• **AIM**
Give only the count of lines containing "text".

——

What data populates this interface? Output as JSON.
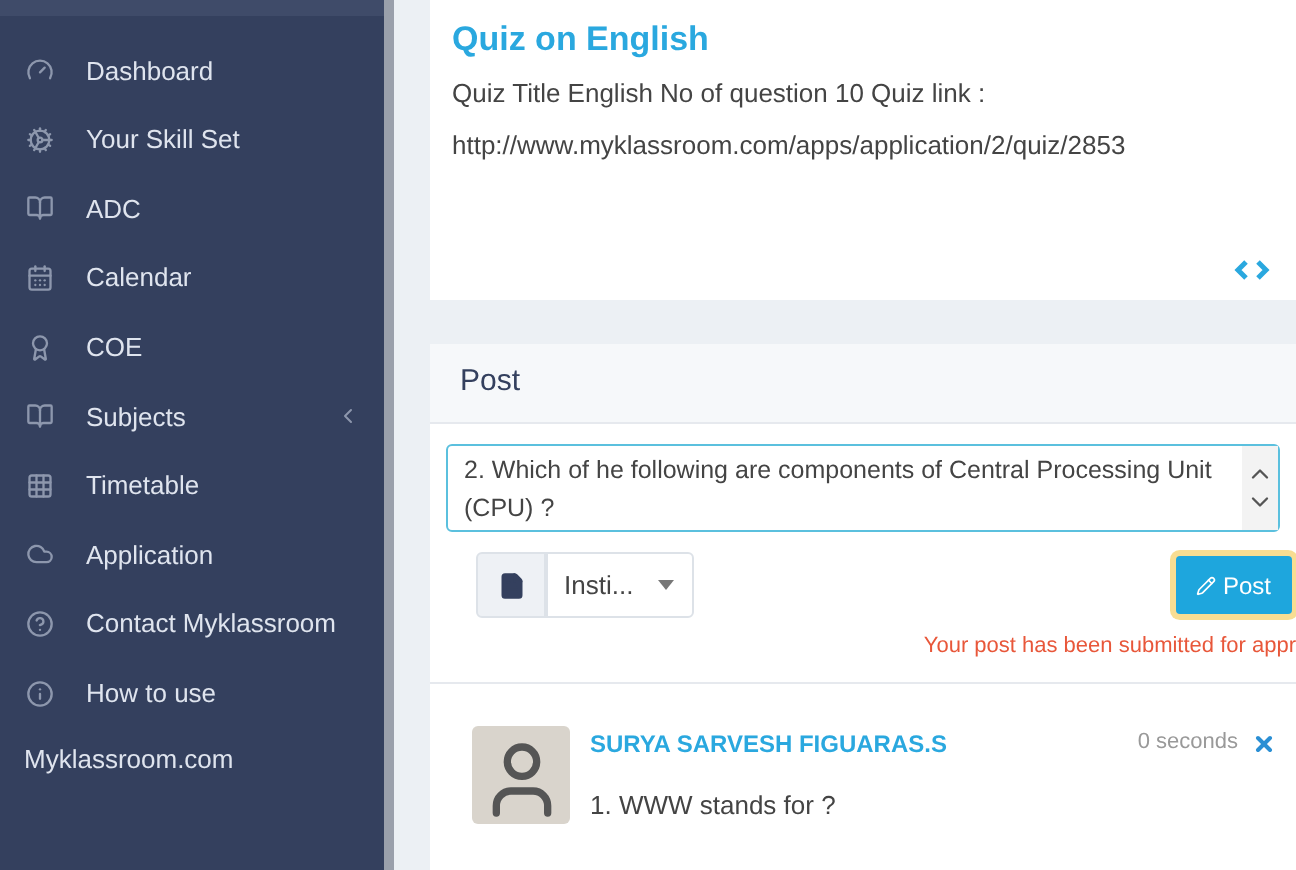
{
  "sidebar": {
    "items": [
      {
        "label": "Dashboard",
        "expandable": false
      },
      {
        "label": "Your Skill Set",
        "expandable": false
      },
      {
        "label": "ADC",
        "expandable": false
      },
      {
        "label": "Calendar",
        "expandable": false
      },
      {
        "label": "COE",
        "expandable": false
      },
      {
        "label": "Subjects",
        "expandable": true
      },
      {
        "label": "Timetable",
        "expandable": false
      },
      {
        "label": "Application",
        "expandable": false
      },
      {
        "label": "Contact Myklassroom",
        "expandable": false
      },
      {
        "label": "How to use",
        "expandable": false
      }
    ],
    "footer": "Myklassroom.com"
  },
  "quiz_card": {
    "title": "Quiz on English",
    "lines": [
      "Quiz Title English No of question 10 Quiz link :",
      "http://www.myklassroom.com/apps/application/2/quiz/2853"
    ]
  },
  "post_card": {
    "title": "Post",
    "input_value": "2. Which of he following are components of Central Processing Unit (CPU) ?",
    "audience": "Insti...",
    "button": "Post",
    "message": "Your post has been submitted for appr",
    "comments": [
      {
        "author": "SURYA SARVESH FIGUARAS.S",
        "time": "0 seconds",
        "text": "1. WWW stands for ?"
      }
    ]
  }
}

——

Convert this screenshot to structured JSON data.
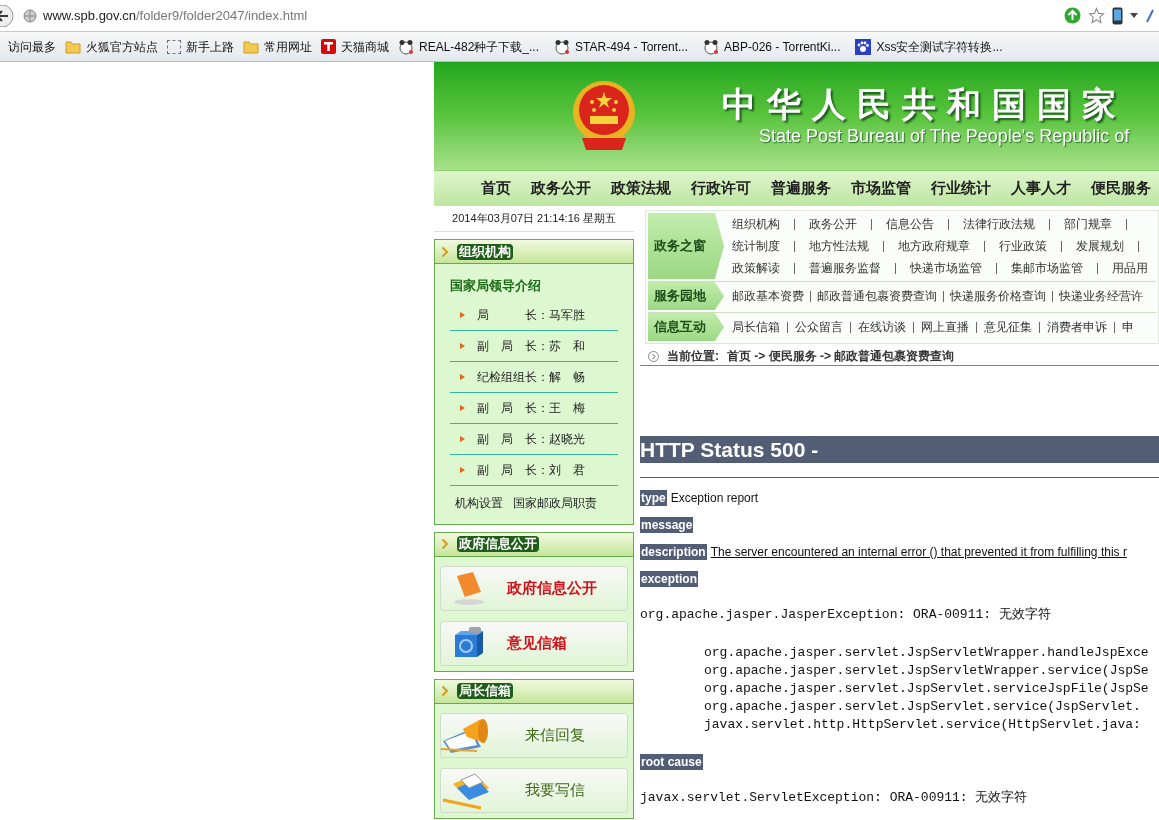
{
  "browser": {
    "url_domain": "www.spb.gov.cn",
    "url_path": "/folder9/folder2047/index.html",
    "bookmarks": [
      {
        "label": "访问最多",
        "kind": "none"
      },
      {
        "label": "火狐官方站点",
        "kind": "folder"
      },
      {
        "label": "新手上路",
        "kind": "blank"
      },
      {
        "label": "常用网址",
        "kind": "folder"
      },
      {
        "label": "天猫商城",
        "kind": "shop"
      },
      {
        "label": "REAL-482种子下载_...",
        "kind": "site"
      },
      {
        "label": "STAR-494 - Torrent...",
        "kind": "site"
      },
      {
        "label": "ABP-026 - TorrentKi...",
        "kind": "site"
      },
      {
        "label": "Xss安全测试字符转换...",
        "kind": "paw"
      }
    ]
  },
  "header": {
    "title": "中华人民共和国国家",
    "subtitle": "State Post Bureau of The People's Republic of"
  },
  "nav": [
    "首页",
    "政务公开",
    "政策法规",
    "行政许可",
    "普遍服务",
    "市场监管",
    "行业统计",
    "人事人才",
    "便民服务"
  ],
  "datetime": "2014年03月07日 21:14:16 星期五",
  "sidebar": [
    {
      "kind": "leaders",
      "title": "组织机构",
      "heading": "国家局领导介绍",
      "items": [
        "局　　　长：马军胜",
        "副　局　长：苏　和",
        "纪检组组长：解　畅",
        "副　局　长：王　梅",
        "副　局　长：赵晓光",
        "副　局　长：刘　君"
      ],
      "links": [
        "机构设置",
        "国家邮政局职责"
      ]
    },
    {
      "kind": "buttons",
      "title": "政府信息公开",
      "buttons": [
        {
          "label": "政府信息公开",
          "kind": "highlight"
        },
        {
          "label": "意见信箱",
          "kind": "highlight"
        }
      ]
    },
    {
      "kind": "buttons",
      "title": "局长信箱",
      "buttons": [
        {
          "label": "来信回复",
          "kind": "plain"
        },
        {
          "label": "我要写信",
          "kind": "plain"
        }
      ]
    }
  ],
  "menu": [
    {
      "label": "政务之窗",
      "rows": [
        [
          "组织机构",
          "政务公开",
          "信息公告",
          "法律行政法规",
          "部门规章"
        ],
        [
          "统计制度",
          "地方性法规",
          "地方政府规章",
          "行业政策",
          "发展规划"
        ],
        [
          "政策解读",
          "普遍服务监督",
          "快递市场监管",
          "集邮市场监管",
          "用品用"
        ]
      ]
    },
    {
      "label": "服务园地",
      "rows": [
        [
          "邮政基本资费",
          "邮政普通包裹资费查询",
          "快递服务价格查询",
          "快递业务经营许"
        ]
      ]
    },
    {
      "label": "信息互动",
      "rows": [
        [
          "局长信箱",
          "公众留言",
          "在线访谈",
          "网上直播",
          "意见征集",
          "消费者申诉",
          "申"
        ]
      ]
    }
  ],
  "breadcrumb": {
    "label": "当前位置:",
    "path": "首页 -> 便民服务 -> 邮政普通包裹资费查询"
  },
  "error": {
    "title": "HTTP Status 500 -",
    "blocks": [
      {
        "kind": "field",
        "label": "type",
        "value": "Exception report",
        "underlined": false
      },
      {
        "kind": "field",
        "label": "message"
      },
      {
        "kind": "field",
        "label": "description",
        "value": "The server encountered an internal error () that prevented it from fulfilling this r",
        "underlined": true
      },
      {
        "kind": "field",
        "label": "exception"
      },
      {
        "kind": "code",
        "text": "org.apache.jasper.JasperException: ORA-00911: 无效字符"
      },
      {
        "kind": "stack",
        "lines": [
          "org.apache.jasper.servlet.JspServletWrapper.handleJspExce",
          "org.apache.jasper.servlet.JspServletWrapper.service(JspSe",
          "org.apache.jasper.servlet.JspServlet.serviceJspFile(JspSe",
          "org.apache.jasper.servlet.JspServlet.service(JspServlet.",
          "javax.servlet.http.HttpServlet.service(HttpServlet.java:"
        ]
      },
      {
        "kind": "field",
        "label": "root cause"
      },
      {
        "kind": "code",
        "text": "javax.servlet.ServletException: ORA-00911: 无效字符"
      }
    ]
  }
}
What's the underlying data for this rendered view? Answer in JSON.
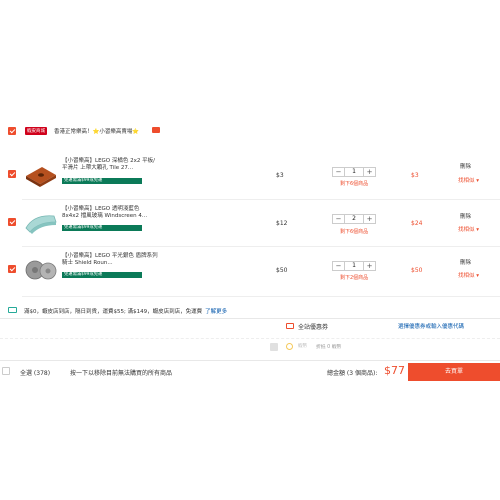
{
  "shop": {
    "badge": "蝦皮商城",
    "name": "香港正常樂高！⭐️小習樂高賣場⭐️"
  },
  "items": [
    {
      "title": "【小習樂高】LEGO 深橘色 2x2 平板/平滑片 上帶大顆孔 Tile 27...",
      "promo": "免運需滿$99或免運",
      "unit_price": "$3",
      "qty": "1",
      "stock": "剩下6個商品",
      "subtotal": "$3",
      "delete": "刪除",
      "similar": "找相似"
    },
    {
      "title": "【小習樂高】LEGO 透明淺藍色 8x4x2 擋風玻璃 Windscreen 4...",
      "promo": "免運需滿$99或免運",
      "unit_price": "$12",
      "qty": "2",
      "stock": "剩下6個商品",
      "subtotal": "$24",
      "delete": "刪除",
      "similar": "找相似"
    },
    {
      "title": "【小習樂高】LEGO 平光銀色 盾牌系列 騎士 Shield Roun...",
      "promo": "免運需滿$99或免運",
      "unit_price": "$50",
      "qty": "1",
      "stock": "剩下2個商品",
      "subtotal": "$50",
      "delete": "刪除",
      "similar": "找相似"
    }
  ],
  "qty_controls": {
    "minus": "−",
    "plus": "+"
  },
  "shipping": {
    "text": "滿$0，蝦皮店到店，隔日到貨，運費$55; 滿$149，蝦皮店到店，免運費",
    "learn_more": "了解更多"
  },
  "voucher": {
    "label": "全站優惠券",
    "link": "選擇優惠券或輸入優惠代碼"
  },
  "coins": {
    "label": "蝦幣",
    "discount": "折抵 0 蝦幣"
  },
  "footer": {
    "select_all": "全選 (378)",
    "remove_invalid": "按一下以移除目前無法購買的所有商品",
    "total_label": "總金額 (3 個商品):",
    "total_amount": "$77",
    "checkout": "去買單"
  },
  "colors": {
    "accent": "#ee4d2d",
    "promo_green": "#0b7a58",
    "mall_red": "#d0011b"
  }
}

——

• **RESPONSE TO THE TASK**
4